▸ INSTRUCTION: Tally the lines with the word "inside" and report the number alone.

(Data entries)
────────────────────

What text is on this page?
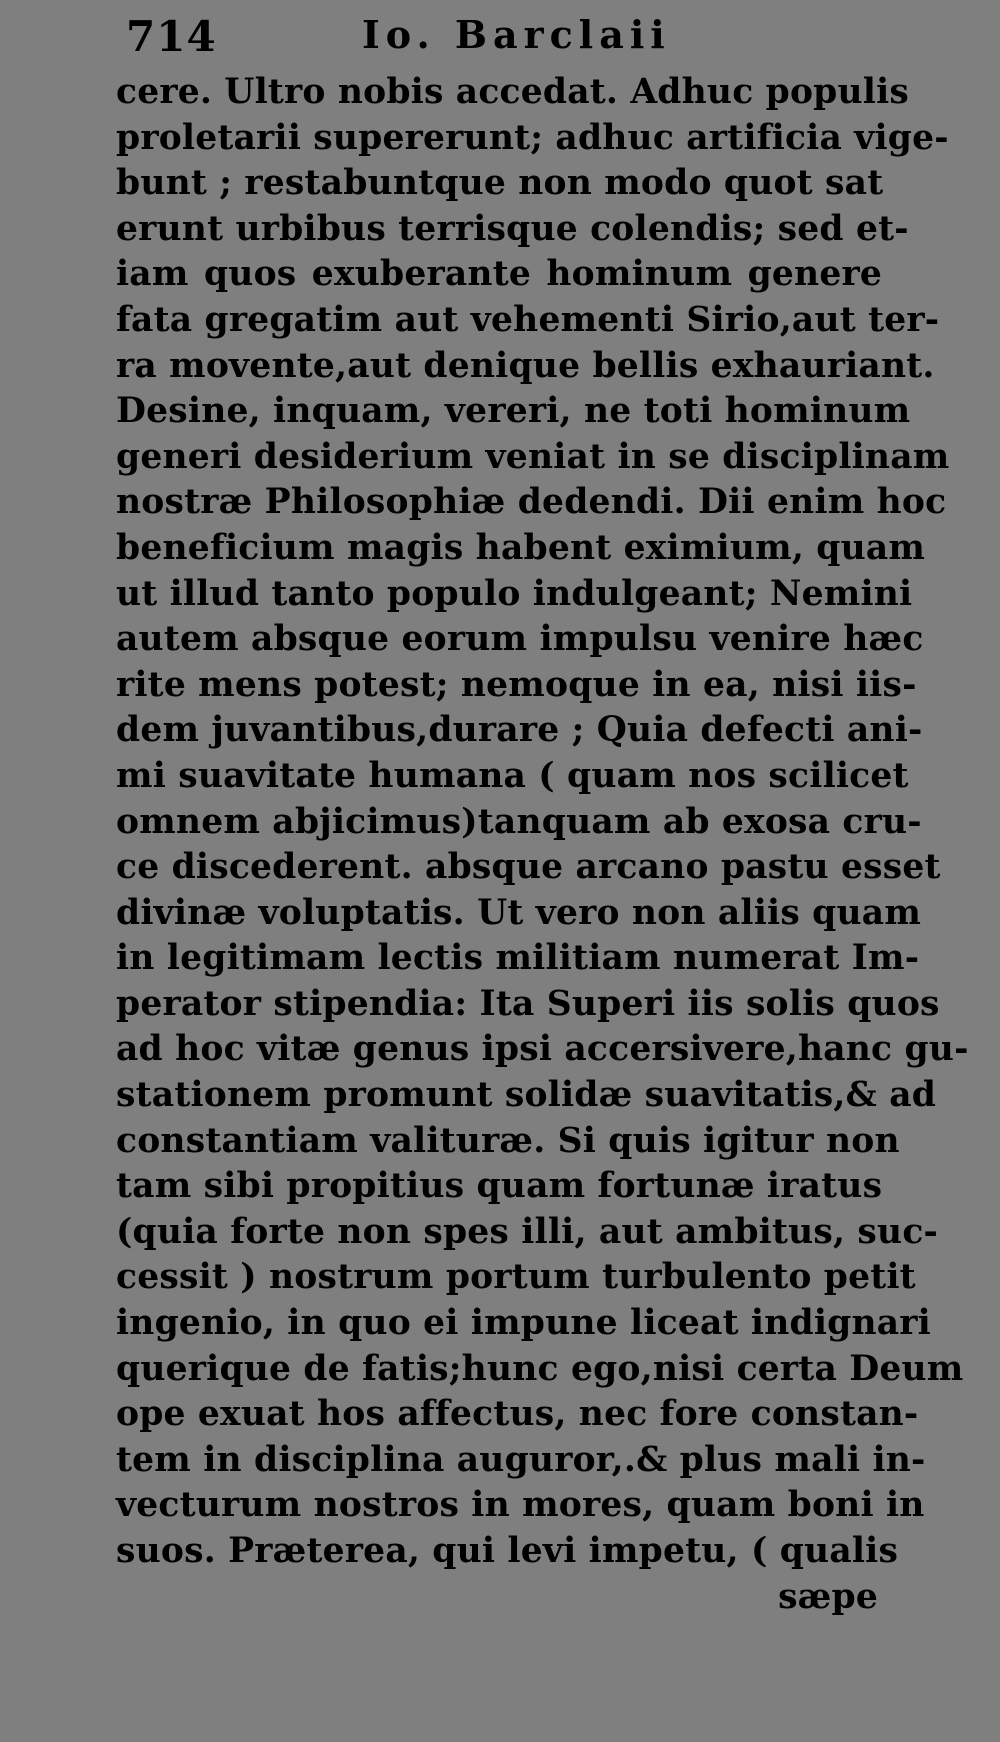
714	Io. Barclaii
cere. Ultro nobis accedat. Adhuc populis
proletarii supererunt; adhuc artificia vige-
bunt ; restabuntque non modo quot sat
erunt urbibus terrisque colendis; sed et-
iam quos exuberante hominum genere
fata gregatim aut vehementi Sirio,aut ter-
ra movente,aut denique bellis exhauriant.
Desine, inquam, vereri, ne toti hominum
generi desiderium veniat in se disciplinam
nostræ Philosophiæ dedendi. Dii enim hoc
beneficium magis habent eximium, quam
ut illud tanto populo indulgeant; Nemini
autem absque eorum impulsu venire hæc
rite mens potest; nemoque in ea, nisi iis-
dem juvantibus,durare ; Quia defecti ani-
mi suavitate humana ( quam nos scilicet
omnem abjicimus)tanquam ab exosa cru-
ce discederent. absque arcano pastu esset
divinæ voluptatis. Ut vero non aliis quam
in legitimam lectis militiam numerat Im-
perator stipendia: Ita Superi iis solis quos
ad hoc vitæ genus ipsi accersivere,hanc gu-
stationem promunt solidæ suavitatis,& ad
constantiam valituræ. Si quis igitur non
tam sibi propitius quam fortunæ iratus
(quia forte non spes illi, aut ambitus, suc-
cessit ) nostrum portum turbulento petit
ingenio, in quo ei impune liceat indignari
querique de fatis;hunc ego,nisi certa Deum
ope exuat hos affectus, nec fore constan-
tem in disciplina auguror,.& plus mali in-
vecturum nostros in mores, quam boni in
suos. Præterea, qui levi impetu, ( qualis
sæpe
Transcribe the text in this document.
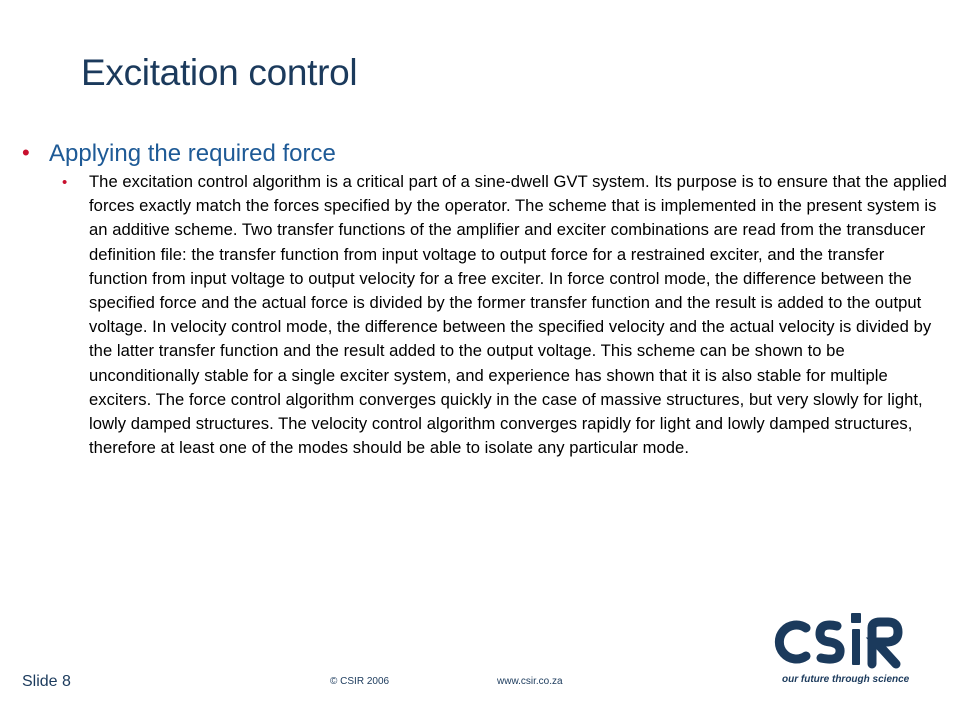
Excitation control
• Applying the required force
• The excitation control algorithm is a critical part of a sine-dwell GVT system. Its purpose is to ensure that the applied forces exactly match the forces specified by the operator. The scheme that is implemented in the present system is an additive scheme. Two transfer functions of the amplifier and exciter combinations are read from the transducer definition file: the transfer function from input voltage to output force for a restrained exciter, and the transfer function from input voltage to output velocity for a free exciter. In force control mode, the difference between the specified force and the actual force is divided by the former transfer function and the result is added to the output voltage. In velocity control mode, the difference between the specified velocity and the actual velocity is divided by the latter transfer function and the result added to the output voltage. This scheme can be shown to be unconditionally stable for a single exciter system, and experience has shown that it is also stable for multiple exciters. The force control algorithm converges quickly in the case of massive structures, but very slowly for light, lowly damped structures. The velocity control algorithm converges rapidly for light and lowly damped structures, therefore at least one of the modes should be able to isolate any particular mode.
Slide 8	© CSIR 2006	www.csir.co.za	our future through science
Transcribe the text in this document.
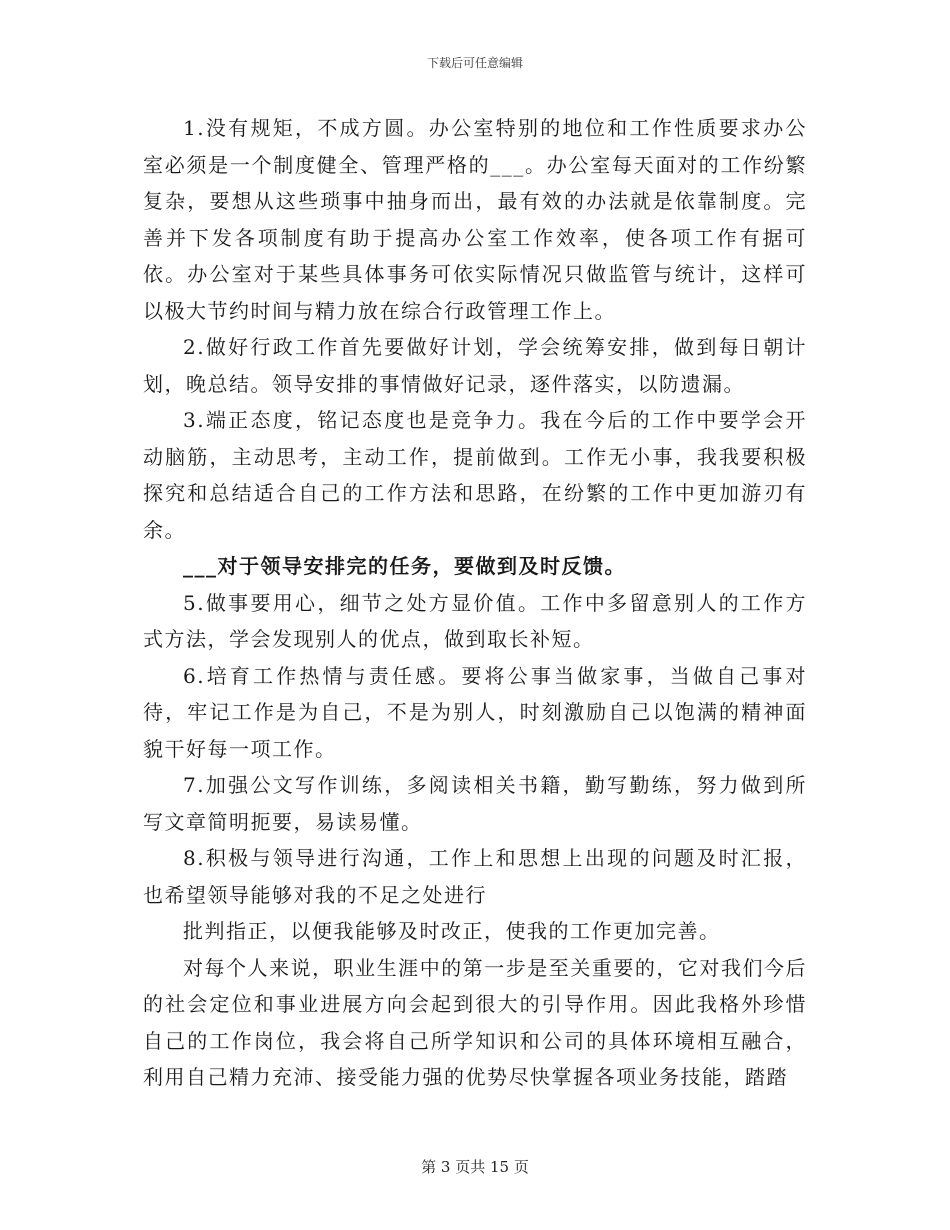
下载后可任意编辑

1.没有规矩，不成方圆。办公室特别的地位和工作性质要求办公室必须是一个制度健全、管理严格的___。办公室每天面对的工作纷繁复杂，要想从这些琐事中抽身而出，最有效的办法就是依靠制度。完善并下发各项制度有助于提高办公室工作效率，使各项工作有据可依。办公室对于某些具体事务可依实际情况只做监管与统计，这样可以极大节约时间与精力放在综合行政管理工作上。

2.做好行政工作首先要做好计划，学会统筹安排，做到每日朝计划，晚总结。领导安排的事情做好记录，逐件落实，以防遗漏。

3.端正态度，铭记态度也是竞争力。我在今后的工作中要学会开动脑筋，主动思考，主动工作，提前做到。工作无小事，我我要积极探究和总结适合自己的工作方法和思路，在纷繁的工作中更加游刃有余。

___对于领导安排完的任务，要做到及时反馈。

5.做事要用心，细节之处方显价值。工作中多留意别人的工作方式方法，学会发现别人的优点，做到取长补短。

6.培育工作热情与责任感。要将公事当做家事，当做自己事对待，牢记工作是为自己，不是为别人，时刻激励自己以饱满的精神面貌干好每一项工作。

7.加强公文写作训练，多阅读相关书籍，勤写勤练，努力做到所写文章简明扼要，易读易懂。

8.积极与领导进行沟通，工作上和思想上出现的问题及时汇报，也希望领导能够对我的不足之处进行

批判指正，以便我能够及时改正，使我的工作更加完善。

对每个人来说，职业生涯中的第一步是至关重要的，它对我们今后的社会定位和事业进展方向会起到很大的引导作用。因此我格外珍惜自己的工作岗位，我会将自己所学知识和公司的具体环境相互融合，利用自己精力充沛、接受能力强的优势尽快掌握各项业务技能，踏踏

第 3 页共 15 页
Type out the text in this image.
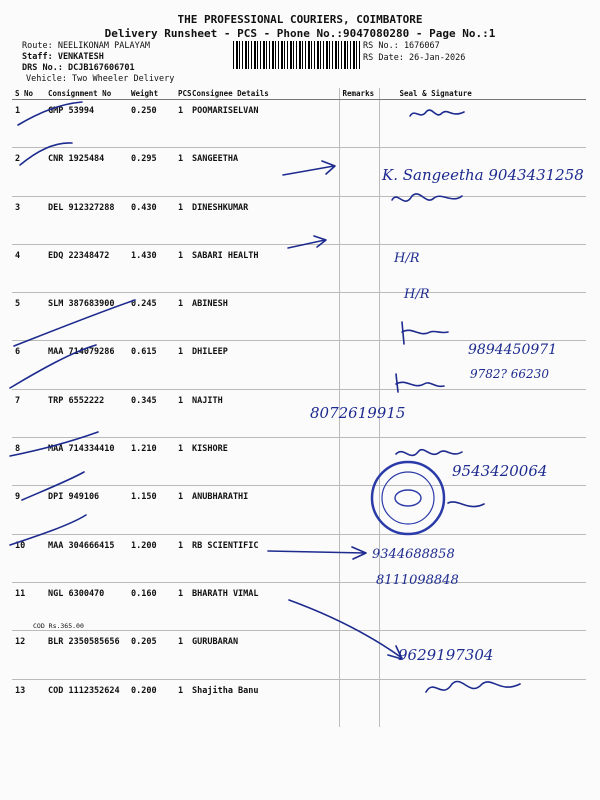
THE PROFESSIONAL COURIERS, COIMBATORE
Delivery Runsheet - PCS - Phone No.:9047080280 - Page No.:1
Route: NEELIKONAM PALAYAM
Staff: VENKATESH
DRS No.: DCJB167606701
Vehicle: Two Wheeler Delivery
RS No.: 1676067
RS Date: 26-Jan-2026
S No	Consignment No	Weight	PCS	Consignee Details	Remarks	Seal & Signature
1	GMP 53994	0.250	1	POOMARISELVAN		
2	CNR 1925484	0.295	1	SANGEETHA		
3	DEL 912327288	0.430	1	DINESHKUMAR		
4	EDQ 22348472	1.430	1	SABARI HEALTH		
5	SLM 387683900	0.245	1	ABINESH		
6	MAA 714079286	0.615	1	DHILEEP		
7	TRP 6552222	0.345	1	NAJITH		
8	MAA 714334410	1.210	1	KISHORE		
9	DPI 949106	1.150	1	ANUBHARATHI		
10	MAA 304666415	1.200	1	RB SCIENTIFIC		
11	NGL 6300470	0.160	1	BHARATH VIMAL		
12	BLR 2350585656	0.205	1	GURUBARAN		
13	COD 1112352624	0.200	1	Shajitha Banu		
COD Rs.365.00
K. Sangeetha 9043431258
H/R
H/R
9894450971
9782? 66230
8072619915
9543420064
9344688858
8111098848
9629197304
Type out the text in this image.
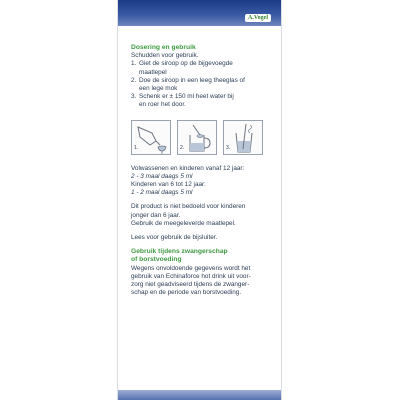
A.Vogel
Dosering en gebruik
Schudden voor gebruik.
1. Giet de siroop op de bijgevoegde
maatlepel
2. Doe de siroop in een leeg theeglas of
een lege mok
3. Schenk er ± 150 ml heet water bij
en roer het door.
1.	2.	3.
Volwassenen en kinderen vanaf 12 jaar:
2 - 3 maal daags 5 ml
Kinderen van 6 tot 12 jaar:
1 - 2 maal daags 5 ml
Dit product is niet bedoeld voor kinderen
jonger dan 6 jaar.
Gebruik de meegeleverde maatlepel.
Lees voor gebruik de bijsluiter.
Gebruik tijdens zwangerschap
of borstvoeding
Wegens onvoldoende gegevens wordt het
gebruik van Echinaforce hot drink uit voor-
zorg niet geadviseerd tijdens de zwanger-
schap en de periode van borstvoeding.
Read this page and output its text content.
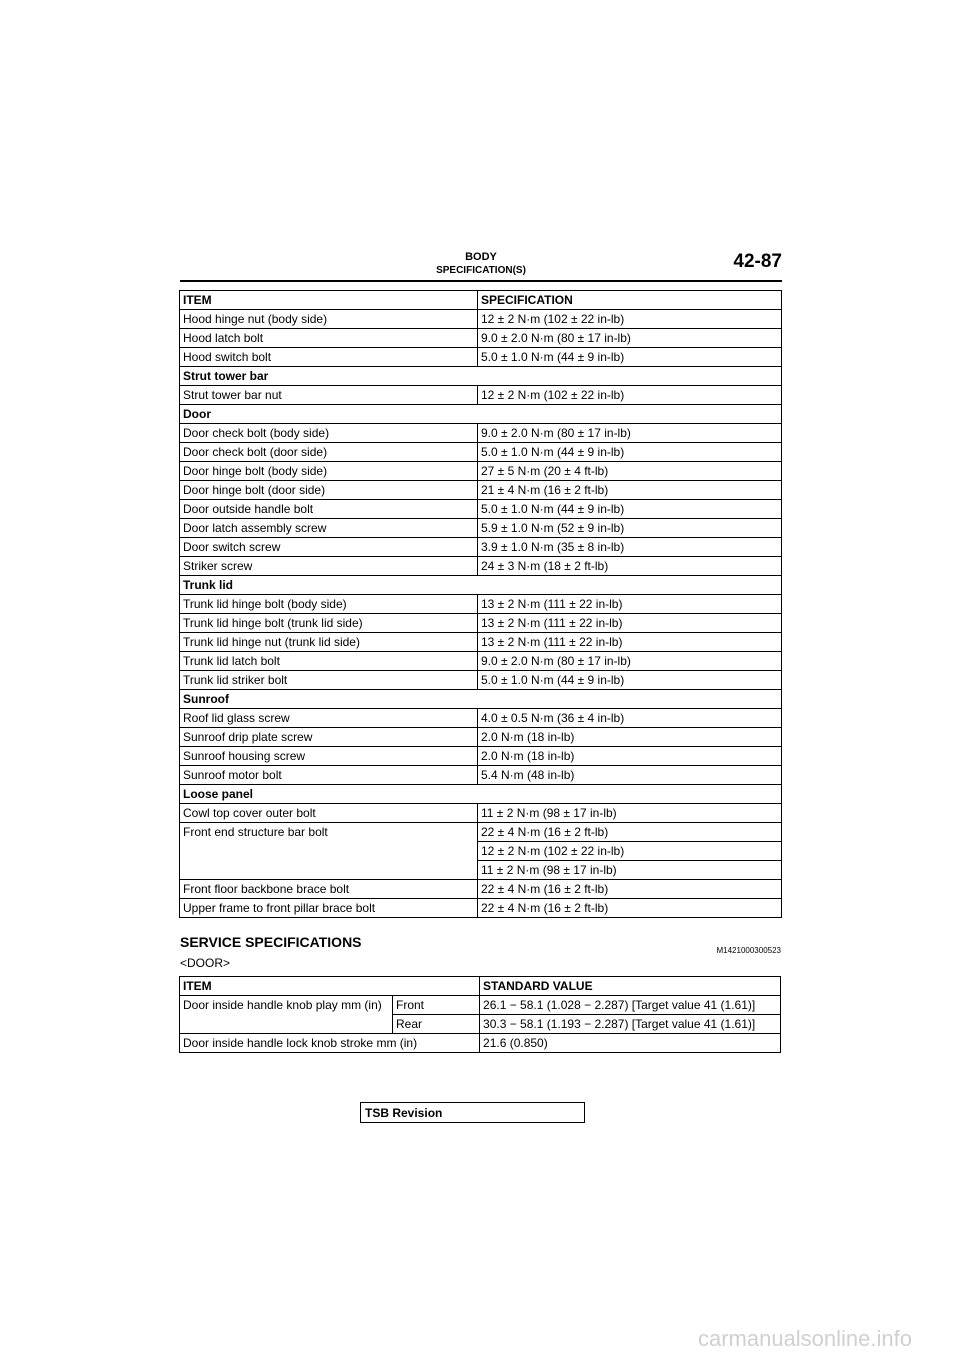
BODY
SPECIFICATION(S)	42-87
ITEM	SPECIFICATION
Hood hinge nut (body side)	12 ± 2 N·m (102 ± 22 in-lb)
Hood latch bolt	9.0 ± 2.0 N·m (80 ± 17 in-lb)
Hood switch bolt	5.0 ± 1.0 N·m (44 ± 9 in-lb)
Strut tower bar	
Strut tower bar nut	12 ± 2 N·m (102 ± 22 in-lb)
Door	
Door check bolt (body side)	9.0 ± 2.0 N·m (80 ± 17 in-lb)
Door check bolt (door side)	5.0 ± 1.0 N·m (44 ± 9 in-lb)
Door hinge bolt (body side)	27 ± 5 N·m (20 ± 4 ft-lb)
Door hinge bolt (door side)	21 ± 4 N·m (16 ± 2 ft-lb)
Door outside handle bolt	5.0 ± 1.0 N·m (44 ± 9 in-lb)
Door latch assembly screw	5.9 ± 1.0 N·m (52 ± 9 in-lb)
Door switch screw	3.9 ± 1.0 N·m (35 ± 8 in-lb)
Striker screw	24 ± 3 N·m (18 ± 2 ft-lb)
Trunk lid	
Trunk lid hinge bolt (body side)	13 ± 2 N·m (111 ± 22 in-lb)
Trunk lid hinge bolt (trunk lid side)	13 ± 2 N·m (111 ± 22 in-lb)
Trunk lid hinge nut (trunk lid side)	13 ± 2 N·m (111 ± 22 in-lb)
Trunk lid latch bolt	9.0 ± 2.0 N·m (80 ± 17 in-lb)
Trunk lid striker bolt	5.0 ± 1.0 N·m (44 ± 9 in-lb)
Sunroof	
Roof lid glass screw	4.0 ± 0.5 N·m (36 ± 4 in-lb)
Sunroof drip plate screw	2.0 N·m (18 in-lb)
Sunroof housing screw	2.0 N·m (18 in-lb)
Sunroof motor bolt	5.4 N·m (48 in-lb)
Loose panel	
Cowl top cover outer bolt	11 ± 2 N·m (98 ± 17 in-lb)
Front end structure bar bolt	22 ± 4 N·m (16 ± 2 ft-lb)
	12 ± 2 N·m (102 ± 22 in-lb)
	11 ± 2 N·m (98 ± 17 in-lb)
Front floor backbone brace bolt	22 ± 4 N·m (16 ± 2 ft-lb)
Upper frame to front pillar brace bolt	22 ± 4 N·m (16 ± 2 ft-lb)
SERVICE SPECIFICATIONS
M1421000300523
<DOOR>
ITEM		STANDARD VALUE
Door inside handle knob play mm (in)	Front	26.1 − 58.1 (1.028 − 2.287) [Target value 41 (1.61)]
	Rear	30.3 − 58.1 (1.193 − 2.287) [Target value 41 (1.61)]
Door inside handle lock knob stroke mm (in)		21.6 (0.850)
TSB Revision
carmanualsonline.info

────────────────────

▸ EXERCISE SOLUTION: 2